**Requirement**:
Count every line below that contains "text", then state the total with no other output.

**Records supplied**:
########################################

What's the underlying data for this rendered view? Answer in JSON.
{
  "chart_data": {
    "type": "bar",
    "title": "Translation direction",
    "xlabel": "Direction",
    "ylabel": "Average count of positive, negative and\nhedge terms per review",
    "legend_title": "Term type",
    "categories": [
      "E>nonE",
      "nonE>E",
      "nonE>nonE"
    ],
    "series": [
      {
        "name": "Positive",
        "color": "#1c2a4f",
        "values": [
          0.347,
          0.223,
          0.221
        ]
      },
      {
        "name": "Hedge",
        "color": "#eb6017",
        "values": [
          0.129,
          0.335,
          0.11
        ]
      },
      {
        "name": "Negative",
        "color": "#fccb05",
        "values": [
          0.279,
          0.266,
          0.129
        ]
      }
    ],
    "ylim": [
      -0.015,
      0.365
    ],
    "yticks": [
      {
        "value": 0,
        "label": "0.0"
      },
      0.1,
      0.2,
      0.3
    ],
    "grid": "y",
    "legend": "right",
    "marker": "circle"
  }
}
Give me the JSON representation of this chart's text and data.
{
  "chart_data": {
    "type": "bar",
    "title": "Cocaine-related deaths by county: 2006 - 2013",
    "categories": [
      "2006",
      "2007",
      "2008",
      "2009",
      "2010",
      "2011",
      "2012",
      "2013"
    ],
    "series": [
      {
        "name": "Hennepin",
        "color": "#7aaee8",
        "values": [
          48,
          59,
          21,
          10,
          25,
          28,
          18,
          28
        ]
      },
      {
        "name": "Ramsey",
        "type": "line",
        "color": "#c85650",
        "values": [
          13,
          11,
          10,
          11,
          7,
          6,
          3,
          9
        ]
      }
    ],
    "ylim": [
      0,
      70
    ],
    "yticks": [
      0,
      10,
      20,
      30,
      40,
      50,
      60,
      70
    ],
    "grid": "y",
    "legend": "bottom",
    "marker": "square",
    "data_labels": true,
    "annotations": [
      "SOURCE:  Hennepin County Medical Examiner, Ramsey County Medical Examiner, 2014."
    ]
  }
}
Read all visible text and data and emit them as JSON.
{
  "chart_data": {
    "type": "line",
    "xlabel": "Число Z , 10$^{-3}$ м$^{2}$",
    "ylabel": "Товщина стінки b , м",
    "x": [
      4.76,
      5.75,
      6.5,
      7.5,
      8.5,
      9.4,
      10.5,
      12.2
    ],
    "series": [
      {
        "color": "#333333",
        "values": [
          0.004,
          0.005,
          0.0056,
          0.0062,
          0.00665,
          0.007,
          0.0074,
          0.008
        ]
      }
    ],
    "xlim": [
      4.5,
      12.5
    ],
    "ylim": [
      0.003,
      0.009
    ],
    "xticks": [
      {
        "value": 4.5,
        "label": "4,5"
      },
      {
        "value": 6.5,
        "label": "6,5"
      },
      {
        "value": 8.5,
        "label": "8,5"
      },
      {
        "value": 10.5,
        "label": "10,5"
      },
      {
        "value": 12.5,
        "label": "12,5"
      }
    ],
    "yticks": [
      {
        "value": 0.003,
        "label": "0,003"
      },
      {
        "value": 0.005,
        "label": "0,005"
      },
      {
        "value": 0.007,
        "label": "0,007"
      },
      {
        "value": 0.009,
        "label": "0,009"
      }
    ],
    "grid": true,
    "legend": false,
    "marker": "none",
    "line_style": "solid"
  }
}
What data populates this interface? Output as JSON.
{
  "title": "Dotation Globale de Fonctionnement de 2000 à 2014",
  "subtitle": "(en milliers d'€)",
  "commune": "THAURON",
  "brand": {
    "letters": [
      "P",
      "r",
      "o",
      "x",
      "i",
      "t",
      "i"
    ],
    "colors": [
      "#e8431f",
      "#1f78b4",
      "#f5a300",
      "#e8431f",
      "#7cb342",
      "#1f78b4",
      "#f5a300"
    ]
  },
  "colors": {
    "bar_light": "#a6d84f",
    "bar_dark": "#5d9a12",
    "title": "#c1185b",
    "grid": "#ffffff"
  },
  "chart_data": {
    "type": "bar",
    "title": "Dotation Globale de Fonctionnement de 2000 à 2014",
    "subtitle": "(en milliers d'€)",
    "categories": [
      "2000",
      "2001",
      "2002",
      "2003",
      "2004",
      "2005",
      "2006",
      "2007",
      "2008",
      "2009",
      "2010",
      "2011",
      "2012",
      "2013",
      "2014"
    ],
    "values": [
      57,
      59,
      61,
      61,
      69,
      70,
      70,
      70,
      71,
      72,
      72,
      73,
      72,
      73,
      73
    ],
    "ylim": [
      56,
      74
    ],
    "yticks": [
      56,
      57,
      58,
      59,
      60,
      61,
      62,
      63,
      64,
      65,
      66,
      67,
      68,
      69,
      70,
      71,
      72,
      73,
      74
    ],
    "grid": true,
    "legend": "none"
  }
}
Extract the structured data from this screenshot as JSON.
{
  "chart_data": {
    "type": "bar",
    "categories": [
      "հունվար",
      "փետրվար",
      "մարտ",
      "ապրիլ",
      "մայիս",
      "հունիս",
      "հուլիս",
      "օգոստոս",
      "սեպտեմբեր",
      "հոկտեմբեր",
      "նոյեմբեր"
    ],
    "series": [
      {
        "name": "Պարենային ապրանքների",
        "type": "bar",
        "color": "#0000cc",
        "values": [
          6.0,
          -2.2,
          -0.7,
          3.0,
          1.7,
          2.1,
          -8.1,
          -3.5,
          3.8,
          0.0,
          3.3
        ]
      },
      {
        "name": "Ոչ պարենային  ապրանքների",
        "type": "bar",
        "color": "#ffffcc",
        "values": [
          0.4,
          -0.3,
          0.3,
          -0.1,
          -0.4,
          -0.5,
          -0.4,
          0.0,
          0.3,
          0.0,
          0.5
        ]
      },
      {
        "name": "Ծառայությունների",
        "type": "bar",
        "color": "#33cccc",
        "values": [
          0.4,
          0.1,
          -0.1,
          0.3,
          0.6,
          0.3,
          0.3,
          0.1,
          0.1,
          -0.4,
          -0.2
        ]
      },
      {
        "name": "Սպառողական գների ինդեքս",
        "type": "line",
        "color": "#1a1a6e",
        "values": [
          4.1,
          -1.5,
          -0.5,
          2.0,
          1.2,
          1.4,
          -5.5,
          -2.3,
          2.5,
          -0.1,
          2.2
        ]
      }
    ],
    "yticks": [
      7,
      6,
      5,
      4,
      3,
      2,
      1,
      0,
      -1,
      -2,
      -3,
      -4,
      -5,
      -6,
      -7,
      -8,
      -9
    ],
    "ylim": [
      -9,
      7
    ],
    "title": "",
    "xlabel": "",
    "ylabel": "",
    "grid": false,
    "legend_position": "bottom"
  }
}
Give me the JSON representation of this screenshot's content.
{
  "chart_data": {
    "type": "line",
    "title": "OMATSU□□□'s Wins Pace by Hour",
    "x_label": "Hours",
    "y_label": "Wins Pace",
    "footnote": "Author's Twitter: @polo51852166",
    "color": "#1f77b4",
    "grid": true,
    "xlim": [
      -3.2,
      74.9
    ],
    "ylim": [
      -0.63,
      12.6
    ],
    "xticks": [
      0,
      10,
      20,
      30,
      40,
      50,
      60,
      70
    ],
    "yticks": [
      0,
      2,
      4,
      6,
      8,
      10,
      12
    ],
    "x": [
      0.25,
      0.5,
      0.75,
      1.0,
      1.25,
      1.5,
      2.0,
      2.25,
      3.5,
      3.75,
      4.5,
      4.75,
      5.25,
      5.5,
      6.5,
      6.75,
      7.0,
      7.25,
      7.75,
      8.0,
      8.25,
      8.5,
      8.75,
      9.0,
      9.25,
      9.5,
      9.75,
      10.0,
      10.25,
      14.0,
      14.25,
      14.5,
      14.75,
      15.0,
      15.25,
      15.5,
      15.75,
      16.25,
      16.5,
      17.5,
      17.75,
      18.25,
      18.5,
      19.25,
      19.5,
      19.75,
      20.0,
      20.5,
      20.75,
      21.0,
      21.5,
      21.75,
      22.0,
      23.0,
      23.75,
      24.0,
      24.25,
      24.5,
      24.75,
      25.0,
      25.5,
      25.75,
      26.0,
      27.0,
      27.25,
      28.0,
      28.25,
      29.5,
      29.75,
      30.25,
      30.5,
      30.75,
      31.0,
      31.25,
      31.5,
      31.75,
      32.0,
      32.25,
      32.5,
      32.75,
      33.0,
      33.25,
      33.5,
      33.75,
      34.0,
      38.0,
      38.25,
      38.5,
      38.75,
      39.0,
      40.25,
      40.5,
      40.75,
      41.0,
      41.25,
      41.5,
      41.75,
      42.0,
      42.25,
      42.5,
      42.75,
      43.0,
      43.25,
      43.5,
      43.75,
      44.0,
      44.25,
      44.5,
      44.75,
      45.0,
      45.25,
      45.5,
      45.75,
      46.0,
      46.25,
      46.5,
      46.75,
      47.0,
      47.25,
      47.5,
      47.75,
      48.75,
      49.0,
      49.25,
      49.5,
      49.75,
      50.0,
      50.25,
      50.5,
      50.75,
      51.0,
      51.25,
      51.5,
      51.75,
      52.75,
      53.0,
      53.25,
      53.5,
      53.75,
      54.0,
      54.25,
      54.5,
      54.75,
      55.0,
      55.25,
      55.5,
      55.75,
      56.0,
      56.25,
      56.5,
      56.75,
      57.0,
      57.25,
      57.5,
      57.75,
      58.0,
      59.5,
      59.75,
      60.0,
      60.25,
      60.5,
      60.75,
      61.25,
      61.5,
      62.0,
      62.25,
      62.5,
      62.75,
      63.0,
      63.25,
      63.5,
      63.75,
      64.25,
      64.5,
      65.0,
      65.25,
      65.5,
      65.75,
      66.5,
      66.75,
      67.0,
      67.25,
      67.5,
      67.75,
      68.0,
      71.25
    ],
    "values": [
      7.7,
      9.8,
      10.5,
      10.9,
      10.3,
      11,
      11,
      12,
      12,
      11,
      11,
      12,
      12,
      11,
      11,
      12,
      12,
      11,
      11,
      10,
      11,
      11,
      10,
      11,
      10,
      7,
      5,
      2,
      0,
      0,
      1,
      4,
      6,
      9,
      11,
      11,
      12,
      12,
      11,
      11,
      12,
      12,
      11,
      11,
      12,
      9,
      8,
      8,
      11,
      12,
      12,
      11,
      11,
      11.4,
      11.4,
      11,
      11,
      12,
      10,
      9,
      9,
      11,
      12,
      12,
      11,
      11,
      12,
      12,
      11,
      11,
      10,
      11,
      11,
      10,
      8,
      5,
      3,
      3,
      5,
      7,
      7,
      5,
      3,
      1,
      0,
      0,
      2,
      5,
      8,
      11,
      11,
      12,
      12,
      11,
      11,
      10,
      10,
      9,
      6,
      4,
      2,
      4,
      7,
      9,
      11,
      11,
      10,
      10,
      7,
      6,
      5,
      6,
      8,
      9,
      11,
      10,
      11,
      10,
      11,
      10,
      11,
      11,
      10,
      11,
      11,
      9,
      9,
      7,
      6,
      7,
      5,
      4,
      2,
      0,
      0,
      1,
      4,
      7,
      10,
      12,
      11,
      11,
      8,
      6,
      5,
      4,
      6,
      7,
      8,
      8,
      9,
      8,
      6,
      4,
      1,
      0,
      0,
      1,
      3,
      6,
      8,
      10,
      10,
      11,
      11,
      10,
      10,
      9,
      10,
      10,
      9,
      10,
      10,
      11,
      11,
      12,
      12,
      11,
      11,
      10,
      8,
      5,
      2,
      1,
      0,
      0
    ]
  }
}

########################################

**Output for this exercise**:
2